### Directive
Report every line in the listing that contains the string "فسلمت".

### Extracted records
>> Begin

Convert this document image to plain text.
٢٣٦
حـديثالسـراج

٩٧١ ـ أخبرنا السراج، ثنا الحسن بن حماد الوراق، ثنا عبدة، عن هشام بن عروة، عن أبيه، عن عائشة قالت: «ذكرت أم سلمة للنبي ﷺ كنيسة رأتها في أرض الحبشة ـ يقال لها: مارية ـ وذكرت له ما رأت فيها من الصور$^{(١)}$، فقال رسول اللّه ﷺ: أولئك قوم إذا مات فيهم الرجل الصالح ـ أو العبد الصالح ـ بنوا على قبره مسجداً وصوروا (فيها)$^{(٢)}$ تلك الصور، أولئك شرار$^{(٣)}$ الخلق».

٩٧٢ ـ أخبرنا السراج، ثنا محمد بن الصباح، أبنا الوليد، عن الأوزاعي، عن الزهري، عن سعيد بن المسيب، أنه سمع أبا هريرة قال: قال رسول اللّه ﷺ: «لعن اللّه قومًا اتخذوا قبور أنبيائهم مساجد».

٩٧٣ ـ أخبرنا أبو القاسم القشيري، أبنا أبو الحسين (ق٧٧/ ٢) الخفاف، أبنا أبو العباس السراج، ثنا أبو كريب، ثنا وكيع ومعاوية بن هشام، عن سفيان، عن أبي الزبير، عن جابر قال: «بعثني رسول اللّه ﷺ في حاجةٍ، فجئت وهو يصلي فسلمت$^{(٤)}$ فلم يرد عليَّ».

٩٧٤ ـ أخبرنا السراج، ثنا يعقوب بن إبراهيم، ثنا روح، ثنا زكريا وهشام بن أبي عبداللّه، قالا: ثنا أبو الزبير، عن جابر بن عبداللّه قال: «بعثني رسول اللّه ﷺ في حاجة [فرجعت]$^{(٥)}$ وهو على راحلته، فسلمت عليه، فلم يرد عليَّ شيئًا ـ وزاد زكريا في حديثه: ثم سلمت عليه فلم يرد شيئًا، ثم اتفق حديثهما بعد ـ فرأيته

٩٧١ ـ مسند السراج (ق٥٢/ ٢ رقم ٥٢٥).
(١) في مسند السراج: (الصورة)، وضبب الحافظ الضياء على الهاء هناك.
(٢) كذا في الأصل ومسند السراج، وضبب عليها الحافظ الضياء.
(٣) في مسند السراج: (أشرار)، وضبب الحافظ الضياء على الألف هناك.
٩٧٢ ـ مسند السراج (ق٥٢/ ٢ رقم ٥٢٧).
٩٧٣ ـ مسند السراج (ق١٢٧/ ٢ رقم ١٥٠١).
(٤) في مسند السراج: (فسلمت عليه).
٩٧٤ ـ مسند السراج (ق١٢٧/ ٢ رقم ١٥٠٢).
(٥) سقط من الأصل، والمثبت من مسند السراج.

>> End

### In response
٩٧٣ ـ أخبرنا أبو القاسم القشيري، أبنا أبو الحسين (ق٧٧/ ٢) الخفاف، أبنا أبو العباس السراج، ثنا أبو كريب، ثنا وكيع ومعاوية بن هشام، عن سفيان، عن أبي الزبير، عن جابر قال: «بعثني رسول اللّه ﷺ في حاجةٍ، فجئت وهو يصلي فسلمت$^{(٤)}$ فلم يرد عليَّ».
٩٧٤ ـ أخبرنا السراج، ثنا يعقوب بن إبراهيم، ثنا روح، ثنا زكريا وهشام بن أبي عبداللّه، قالا: ثنا أبو الزبير، عن جابر بن عبداللّه قال: «بعثني رسول اللّه ﷺ في حاجة [فرجعت]$^{(٥)}$ وهو على راحلته، فسلمت عليه، فلم يرد عليَّ شيئًا ـ وزاد زكريا في حديثه: ثم سلمت عليه فلم يرد شيئًا، ثم اتفق حديثهما بعد ـ فرأيته
(٤) في مسند السراج: (فسلمت عليه).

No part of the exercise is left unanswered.